SUPPLIED MATERIAL >>
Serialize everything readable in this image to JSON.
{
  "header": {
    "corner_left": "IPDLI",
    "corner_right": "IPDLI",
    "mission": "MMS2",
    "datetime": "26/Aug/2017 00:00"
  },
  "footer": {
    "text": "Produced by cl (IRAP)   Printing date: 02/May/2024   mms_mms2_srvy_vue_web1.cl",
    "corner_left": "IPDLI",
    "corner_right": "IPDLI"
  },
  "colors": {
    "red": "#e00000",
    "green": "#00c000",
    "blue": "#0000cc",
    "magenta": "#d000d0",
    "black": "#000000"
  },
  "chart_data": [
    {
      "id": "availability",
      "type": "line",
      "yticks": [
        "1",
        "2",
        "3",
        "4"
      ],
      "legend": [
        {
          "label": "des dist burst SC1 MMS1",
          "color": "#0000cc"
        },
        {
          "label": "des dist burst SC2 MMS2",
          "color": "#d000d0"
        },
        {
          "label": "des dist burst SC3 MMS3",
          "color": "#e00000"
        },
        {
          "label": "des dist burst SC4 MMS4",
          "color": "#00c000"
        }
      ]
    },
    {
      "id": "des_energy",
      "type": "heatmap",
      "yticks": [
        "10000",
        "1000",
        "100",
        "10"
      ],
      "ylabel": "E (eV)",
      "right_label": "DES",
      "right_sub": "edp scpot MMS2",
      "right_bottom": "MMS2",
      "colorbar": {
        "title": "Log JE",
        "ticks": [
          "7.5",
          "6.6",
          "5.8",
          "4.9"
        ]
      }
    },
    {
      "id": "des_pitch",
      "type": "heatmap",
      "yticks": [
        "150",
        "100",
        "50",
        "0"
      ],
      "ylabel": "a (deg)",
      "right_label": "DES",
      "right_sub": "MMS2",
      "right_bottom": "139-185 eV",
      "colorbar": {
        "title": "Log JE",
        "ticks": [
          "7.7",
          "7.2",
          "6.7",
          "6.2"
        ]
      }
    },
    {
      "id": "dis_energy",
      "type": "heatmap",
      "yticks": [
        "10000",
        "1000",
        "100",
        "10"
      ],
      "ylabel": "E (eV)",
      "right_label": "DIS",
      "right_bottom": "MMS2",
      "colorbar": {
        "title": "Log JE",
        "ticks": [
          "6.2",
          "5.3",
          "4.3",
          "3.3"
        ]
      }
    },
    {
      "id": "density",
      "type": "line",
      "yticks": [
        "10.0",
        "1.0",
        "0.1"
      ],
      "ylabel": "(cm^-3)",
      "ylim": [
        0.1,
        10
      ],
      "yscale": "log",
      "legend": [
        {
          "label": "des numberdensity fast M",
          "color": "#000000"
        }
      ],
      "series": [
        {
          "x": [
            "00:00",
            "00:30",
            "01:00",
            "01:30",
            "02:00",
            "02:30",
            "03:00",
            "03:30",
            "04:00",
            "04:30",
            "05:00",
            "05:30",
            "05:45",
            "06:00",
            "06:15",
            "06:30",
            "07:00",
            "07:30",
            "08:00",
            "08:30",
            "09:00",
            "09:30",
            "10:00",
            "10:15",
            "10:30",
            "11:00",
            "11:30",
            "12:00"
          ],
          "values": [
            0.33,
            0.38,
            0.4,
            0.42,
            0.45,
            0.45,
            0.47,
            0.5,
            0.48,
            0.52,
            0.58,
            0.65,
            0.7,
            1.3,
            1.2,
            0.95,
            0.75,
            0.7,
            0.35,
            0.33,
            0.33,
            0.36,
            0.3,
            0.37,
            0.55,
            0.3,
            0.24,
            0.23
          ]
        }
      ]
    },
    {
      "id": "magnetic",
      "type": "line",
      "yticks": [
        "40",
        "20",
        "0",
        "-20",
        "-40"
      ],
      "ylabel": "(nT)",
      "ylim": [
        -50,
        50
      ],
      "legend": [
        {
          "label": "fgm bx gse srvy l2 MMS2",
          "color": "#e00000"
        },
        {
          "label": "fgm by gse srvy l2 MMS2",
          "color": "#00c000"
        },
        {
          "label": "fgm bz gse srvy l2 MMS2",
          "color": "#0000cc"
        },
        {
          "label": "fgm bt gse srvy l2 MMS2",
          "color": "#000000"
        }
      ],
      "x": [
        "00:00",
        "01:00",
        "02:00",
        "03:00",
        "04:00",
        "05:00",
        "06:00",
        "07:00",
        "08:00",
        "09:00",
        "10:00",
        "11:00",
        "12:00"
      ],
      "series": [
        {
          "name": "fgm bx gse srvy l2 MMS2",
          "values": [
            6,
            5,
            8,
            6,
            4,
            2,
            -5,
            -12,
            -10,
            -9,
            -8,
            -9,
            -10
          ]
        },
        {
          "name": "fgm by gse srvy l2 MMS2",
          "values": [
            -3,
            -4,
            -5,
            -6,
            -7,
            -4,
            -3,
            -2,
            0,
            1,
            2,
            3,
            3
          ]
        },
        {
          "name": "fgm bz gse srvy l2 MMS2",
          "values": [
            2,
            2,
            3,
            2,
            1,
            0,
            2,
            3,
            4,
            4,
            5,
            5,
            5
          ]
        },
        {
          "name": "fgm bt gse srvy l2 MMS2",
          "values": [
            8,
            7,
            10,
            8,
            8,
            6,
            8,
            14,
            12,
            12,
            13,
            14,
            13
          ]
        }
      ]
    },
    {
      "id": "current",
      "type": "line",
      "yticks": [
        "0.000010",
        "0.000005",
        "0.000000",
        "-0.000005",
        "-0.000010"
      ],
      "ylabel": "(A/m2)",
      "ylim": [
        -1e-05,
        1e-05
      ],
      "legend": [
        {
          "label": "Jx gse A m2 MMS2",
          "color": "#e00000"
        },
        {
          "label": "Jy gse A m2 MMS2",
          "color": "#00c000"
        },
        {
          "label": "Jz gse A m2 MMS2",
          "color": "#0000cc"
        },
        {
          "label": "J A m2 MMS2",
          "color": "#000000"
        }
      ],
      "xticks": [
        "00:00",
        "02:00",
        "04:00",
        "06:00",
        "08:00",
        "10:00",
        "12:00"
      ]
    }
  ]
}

EXERCISE PROMPT >>
Copy the material above back out, exactly as written.

RESPONSE BELOW >>
Serialize everything readable in this image to JSON.
{
  "header": {
    "corner_left": "IPDLI",
    "corner_right": "IPDLI",
    "mission": "MMS2",
    "datetime": "26/Aug/2017 00:00"
  },
  "footer": {
    "text": "Produced by cl (IRAP)   Printing date: 02/May/2024   mms_mms2_srvy_vue_web1.cl",
    "corner_left": "IPDLI",
    "corner_right": "IPDLI"
  },
  "colors": {
    "red": "#e00000",
    "green": "#00c000",
    "blue": "#0000cc",
    "magenta": "#d000d0",
    "black": "#000000"
  },
  "chart_data": [
    {
      "id": "availability",
      "type": "line",
      "yticks": [
        "1",
        "2",
        "3",
        "4"
      ],
      "legend": [
        {
          "label": "des dist burst SC1 MMS1",
          "color": "#0000cc"
        },
        {
          "label": "des dist burst SC2 MMS2",
          "color": "#d000d0"
        },
        {
          "label": "des dist burst SC3 MMS3",
          "color": "#e00000"
        },
        {
          "label": "des dist burst SC4 MMS4",
          "color": "#00c000"
        }
      ]
    },
    {
      "id": "des_energy",
      "type": "heatmap",
      "yticks": [
        "10000",
        "1000",
        "100",
        "10"
      ],
      "ylabel": "E (eV)",
      "right_label": "DES",
      "right_sub": "edp scpot MMS2",
      "right_bottom": "MMS2",
      "colorbar": {
        "title": "Log JE",
        "ticks": [
          "7.5",
          "6.6",
          "5.8",
          "4.9"
        ]
      }
    },
    {
      "id": "des_pitch",
      "type": "heatmap",
      "yticks": [
        "150",
        "100",
        "50",
        "0"
      ],
      "ylabel": "a (deg)",
      "right_label": "DES",
      "right_sub": "MMS2",
      "right_bottom": "139-185 eV",
      "colorbar": {
        "title": "Log JE",
        "ticks": [
          "7.7",
          "7.2",
          "6.7",
          "6.2"
        ]
      }
    },
    {
      "id": "dis_energy",
      "type": "heatmap",
      "yticks": [
        "10000",
        "1000",
        "100",
        "10"
      ],
      "ylabel": "E (eV)",
      "right_label": "DIS",
      "right_bottom": "MMS2",
      "colorbar": {
        "title": "Log JE",
        "ticks": [
          "6.2",
          "5.3",
          "4.3",
          "3.3"
        ]
      }
    },
    {
      "id": "density",
      "type": "line",
      "yticks": [
        "10.0",
        "1.0",
        "0.1"
      ],
      "ylabel": "(cm^-3)",
      "ylim": [
        0.1,
        10
      ],
      "yscale": "log",
      "legend": [
        {
          "label": "des numberdensity fast M",
          "color": "#000000"
        }
      ],
      "series": [
        {
          "x": [
            "00:00",
            "00:30",
            "01:00",
            "01:30",
            "02:00",
            "02:30",
            "03:00",
            "03:30",
            "04:00",
            "04:30",
            "05:00",
            "05:30",
            "05:45",
            "06:00",
            "06:15",
            "06:30",
            "07:00",
            "07:30",
            "08:00",
            "08:30",
            "09:00",
            "09:30",
            "10:00",
            "10:15",
            "10:30",
            "11:00",
            "11:30",
            "12:00"
          ],
          "values": [
            0.33,
            0.38,
            0.4,
            0.42,
            0.45,
            0.45,
            0.47,
            0.5,
            0.48,
            0.52,
            0.58,
            0.65,
            0.7,
            1.3,
            1.2,
            0.95,
            0.75,
            0.7,
            0.35,
            0.33,
            0.33,
            0.36,
            0.3,
            0.37,
            0.55,
            0.3,
            0.24,
            0.23
          ]
        }
      ]
    },
    {
      "id": "magnetic",
      "type": "line",
      "yticks": [
        "40",
        "20",
        "0",
        "-20",
        "-40"
      ],
      "ylabel": "(nT)",
      "ylim": [
        -50,
        50
      ],
      "legend": [
        {
          "label": "fgm bx gse srvy l2 MMS2",
          "color": "#e00000"
        },
        {
          "label": "fgm by gse srvy l2 MMS2",
          "color": "#00c000"
        },
        {
          "label": "fgm bz gse srvy l2 MMS2",
          "color": "#0000cc"
        },
        {
          "label": "fgm bt gse srvy l2 MMS2",
          "color": "#000000"
        }
      ],
      "x": [
        "00:00",
        "01:00",
        "02:00",
        "03:00",
        "04:00",
        "05:00",
        "06:00",
        "07:00",
        "08:00",
        "09:00",
        "10:00",
        "11:00",
        "12:00"
      ],
      "series": [
        {
          "name": "fgm bx gse srvy l2 MMS2",
          "values": [
            6,
            5,
            8,
            6,
            4,
            2,
            -5,
            -12,
            -10,
            -9,
            -8,
            -9,
            -10
          ]
        },
        {
          "name": "fgm by gse srvy l2 MMS2",
          "values": [
            -3,
            -4,
            -5,
            -6,
            -7,
            -4,
            -3,
            -2,
            0,
            1,
            2,
            3,
            3
          ]
        },
        {
          "name": "fgm bz gse srvy l2 MMS2",
          "values": [
            2,
            2,
            3,
            2,
            1,
            0,
            2,
            3,
            4,
            4,
            5,
            5,
            5
          ]
        },
        {
          "name": "fgm bt gse srvy l2 MMS2",
          "values": [
            8,
            7,
            10,
            8,
            8,
            6,
            8,
            14,
            12,
            12,
            13,
            14,
            13
          ]
        }
      ]
    },
    {
      "id": "current",
      "type": "line",
      "yticks": [
        "0.000010",
        "0.000005",
        "0.000000",
        "-0.000005",
        "-0.000010"
      ],
      "ylabel": "(A/m2)",
      "ylim": [
        -1e-05,
        1e-05
      ],
      "legend": [
        {
          "label": "Jx gse A m2 MMS2",
          "color": "#e00000"
        },
        {
          "label": "Jy gse A m2 MMS2",
          "color": "#00c000"
        },
        {
          "label": "Jz gse A m2 MMS2",
          "color": "#0000cc"
        },
        {
          "label": "J A m2 MMS2",
          "color": "#000000"
        }
      ],
      "xticks": [
        "00:00",
        "02:00",
        "04:00",
        "06:00",
        "08:00",
        "10:00",
        "12:00"
      ]
    }
  ]
}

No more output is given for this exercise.